§ КОРОТКОЕ ЗАДАНИЕ
Перепишите слово в слово кусок статьи о берлинском фестивале танца: всё от «Африканцы, канадцы, европейцы, американцы» и вниз до «и разные корни?» включительно.

§ ОТРЫВОК
↓↓↓
|
|
N°147, 17 августа 2009 |
|
ИД "Время" |
|
|
|
|
У кого что болит
В Берлине открылся 21-й фестиваль современного танца Tanz im August
Двухнедельный график выступлений похож на табло прилета в гигантском международном аэропорту.
Африканцы, канадцы, европейцы, американцы -- у Берлина и у самого крупного в Германии фестиваля танца (десять площадок, около 40 проектов, не считая уличных и клубных перфомансов, обсуждений и лекций) схожая среда обитания: мультикультурная. На сцене то же, что и на улице, -- смешение лиц, языков и традиций. И та же злоба дня: как коммуницировать, когда у всех разные символы и разные корни?
Открытие -- несколько параллельных перфомансов в залах PODEWIL -- выглядело как маршрут, который предлагалось выстроить самостоятельно. Заходишь в один зал, а там «Интервью с собой», видеоролик бельгийки Крис Паркинсон. «Из чего я выбираю?» -- спрашивает она и рисует на экране «рог изобилия», точнее, корзинку, в которой лежат фрукты и каждый подписан: Хосе Лимон, Мерс Каннингем, Марта Грэм. Перемещаешься в другой, а там в перфомансе «Новый человек. Четыре пробы утопического движения» снова поминают авторитетов -- Брехта, Лабана и Мейерхольда, пытаясь разобраться, что ж там было новенького, что еще не стало для нас стареньким.
↑↑↑
§ ПРЕДОСТАВЛЕННЫЕ МАТЕРИАЛЫ
↓↓↓
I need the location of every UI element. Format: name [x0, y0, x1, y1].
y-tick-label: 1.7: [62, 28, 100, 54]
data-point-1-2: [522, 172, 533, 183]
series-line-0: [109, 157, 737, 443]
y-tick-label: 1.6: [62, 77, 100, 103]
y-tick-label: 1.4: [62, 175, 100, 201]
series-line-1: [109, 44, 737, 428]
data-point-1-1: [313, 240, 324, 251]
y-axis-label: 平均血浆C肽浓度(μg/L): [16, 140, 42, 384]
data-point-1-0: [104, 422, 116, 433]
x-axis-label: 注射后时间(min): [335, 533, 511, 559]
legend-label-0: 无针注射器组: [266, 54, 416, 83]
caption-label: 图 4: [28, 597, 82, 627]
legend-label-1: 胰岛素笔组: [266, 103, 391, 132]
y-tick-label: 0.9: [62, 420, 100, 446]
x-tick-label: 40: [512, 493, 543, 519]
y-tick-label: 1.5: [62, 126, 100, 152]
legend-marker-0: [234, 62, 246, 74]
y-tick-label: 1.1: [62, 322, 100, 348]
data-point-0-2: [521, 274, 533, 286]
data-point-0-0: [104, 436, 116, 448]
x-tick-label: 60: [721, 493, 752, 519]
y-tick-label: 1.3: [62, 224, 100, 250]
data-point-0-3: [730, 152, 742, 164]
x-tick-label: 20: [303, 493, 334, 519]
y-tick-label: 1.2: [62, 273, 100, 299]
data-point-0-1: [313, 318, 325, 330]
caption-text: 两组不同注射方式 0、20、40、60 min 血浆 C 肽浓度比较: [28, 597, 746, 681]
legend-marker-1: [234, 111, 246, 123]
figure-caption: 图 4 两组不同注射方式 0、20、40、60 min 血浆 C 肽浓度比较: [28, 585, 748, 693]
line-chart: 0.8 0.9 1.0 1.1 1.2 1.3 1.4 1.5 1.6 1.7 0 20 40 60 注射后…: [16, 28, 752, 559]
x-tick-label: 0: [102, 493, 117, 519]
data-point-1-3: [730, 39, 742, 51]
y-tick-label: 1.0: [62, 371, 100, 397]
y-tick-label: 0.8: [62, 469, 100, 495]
↑↑↑
§ ОТВЕТ К ЗАДАНИЮ
Африканцы, канадцы, европейцы, американцы -- у Берлина и у самого крупного в Германии фестиваля танца (десять площадок, около 40 проектов, не считая уличных и клубных перфомансов, обсуждений и лекций) схожая среда обитания: мультикультурная. На сцене то же, что и на улице, -- смешение лиц, языков и традиций. И та же злоба дня: как коммуницировать, когда у всех разные символы и разные корни?